◆ Work request
Your task is to retype all of the records below with complete accuracy.

^^^^

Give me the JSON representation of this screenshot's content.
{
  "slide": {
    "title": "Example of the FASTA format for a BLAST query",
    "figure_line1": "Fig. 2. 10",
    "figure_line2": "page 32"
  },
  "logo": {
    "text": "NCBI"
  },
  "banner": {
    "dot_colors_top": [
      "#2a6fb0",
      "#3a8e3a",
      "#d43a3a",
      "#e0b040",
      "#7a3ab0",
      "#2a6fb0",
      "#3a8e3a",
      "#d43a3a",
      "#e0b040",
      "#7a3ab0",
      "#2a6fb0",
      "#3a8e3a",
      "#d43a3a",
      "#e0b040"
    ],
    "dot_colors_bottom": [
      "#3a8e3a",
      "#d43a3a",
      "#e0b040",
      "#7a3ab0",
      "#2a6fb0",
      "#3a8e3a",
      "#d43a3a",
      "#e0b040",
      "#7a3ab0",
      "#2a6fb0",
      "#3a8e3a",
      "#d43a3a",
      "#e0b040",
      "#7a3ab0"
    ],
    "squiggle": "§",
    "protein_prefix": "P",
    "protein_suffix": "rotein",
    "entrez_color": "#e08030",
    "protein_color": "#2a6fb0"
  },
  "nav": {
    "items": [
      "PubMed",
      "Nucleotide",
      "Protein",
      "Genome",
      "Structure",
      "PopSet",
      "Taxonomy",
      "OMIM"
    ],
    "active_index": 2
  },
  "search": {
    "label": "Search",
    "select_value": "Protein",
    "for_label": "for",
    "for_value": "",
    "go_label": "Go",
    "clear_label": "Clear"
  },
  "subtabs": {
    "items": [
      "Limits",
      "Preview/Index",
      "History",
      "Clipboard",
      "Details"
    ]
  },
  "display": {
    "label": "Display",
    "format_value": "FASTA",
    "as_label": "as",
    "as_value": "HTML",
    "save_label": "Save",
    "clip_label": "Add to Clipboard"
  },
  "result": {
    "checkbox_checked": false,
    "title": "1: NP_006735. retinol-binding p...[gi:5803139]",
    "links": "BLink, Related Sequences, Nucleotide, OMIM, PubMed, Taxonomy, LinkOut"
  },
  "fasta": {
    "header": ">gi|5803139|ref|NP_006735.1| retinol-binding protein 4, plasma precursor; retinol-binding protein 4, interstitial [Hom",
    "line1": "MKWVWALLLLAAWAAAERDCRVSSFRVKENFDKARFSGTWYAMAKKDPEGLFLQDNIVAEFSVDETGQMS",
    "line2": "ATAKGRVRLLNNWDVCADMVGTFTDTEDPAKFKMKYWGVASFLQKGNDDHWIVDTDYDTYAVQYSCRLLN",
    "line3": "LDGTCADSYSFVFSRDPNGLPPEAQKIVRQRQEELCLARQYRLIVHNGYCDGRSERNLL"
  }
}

^^^^

◆ Your solution
Give me the JSON representation of this screenshot's content.
{
  "slide": {
    "title": "Example of the FASTA format for a BLAST query",
    "figure_line1": "Fig. 2. 10",
    "figure_line2": "page 32"
  },
  "logo": {
    "text": "NCBI"
  },
  "banner": {
    "dot_colors_top": [
      "#2a6fb0",
      "#3a8e3a",
      "#d43a3a",
      "#e0b040",
      "#7a3ab0",
      "#2a6fb0",
      "#3a8e3a",
      "#d43a3a",
      "#e0b040",
      "#7a3ab0",
      "#2a6fb0",
      "#3a8e3a",
      "#d43a3a",
      "#e0b040"
    ],
    "dot_colors_bottom": [
      "#3a8e3a",
      "#d43a3a",
      "#e0b040",
      "#7a3ab0",
      "#2a6fb0",
      "#3a8e3a",
      "#d43a3a",
      "#e0b040",
      "#7a3ab0",
      "#2a6fb0",
      "#3a8e3a",
      "#d43a3a",
      "#e0b040",
      "#7a3ab0"
    ],
    "squiggle": "§",
    "protein_prefix": "P",
    "protein_suffix": "rotein",
    "entrez_color": "#e08030",
    "protein_color": "#2a6fb0"
  },
  "nav": {
    "items": [
      "PubMed",
      "Nucleotide",
      "Protein",
      "Genome",
      "Structure",
      "PopSet",
      "Taxonomy",
      "OMIM"
    ],
    "active_index": 2
  },
  "search": {
    "label": "Search",
    "select_value": "Protein",
    "for_label": "for",
    "for_value": "",
    "go_label": "Go",
    "clear_label": "Clear"
  },
  "subtabs": {
    "items": [
      "Limits",
      "Preview/Index",
      "History",
      "Clipboard",
      "Details"
    ]
  },
  "display": {
    "label": "Display",
    "format_value": "FASTA",
    "as_label": "as",
    "as_value": "HTML",
    "save_label": "Save",
    "clip_label": "Add to Clipboard"
  },
  "result": {
    "checkbox_checked": false,
    "title": "1: NP_006735. retinol-binding p...[gi:5803139]",
    "links": "BLink, Related Sequences, Nucleotide, OMIM, PubMed, Taxonomy, LinkOut"
  },
  "fasta": {
    "header": ">gi|5803139|ref|NP_006735.1| retinol-binding protein 4, plasma precursor; retinol-binding protein 4, interstitial [Hom",
    "line1": "MKWVWALLLLAAWAAAERDCRVSSFRVKENFDKARFSGTWYAMAKKDPEGLFLQDNIVAEFSVDETGQMS",
    "line2": "ATAKGRVRLLNNWDVCADMVGTFTDTEDPAKFKMKYWGVASFLQKGNDDHWIVDTDYDTYAVQYSCRLLN",
    "line3": "LDGTCADSYSFVFSRDPNGLPPEAQKIVRQRQEELCLARQYRLIVHNGYCDGRSERNLL"
  }
}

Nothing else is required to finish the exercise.